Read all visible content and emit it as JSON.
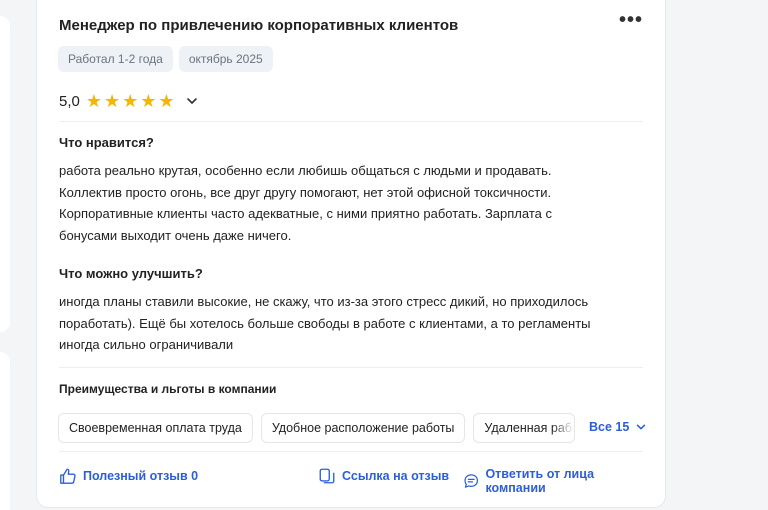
{
  "review": {
    "title": "Менеджер по привлечению корпоративных клиентов",
    "more_label": "•••",
    "tags": [
      "Работал 1-2 года",
      "октябрь 2025"
    ],
    "rating": {
      "value": "5,0",
      "stars": 5
    },
    "likes": {
      "heading": "Что нравится?",
      "lines": [
        "работа реально крутая, особенно если любишь общаться с людьми и продавать.",
        "Коллектив просто огонь, все друг другу помогают, нет этой офисной токсичности.",
        "Корпоративные клиенты часто адекватные, с ними приятно работать. Зарплата с",
        "бонусами выходит очень даже ничего."
      ]
    },
    "improve": {
      "heading": "Что можно улучшить?",
      "lines": [
        "иногда планы ставили высокие, не скажу, что из-за этого стресс дикий, но приходилось",
        "поработать). Ещё бы хотелось больше свободы в работе с клиентами, а то регламенты",
        "иногда сильно ограничивали"
      ]
    },
    "perks": {
      "heading": "Преимущества и льготы в компании",
      "items": [
        "Своевременная оплата труда",
        "Удобное расположение работы",
        "Удаленная работа"
      ],
      "all_label": "Все 15"
    },
    "footer": {
      "helpful_label": "Полезный отзыв 0",
      "link_label": "Ссылка на отзыв",
      "reply_label": "Ответить от лица компании"
    }
  },
  "colors": {
    "accent": "#2b5fd9",
    "star": "#f7b500",
    "tag_bg": "#eef1f5"
  },
  "icons": [
    "more-dots-icon",
    "star-icon",
    "chevron-down-icon",
    "thumbs-up-icon",
    "link-icon",
    "reply-chat-icon"
  ]
}
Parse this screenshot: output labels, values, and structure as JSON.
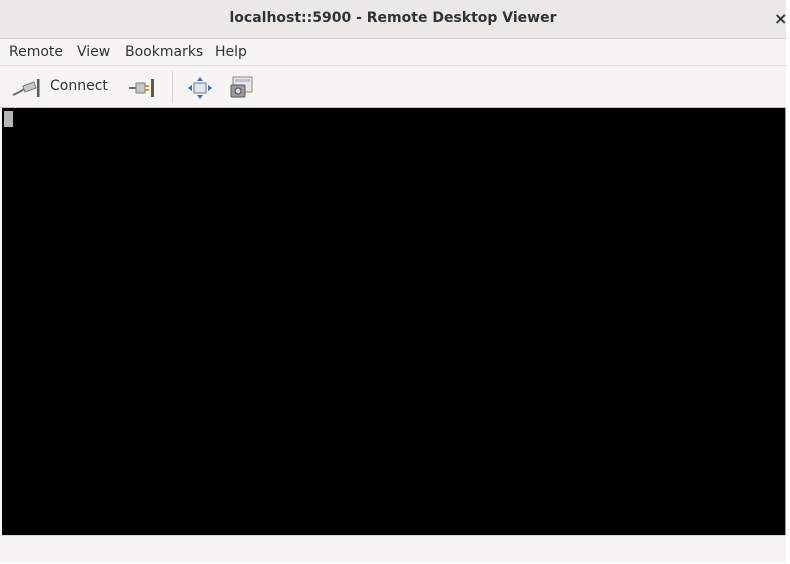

§ **Exercise objective**
Pictures are not part of the copy; reproduce everything else in the records exactly.

§ **Written response**
Read all visible content and emit it as JSON.
{
  "review": {
    "title": "Менеджер по привлечению корпоративных клиентов",
    "more_label": "•••",
    "tags": [
      "Работал 1-2 года",
      "октябрь 2025"
    ],
    "rating": {
      "value": "5,0",
      "stars": 5
    },
    "likes": {
      "heading": "Что нравится?",
      "lines": [
        "работа реально крутая, особенно если любишь общаться с людьми и продавать.",
        "Коллектив просто огонь, все друг другу помогают, нет этой офисной токсичности.",
        "Корпоративные клиенты часто адекватные, с ними приятно работать. Зарплата с",
        "бонусами выходит очень даже ничего."
      ]
    },
    "improve": {
      "heading": "Что можно улучшить?",
      "lines": [
        "иногда планы ставили высокие, не скажу, что из-за этого стресс дикий, но приходилось",
        "поработать). Ещё бы хотелось больше свободы в работе с клиентами, а то регламенты",
        "иногда сильно ограничивали"
      ]
    },
    "perks": {
      "heading": "Преимущества и льготы в компании",
      "items": [
        "Своевременная оплата труда",
        "Удобное расположение работы",
        "Удаленная работа"
      ],
      "all_label": "Все 15"
    },
    "footer": {
      "helpful_label": "Полезный отзыв 0",
      "link_label": "Ссылка на отзыв",
      "reply_label": "Ответить от лица компании"
    }
  },
  "colors": {
    "accent": "#2b5fd9",
    "star": "#f7b500",
    "tag_bg": "#eef1f5"
  },
  "icons": [
    "more-dots-icon",
    "star-icon",
    "chevron-down-icon",
    "thumbs-up-icon",
    "link-icon",
    "reply-chat-icon"
  ]
}
Parse this screenshot: output labels, values, and structure as JSON.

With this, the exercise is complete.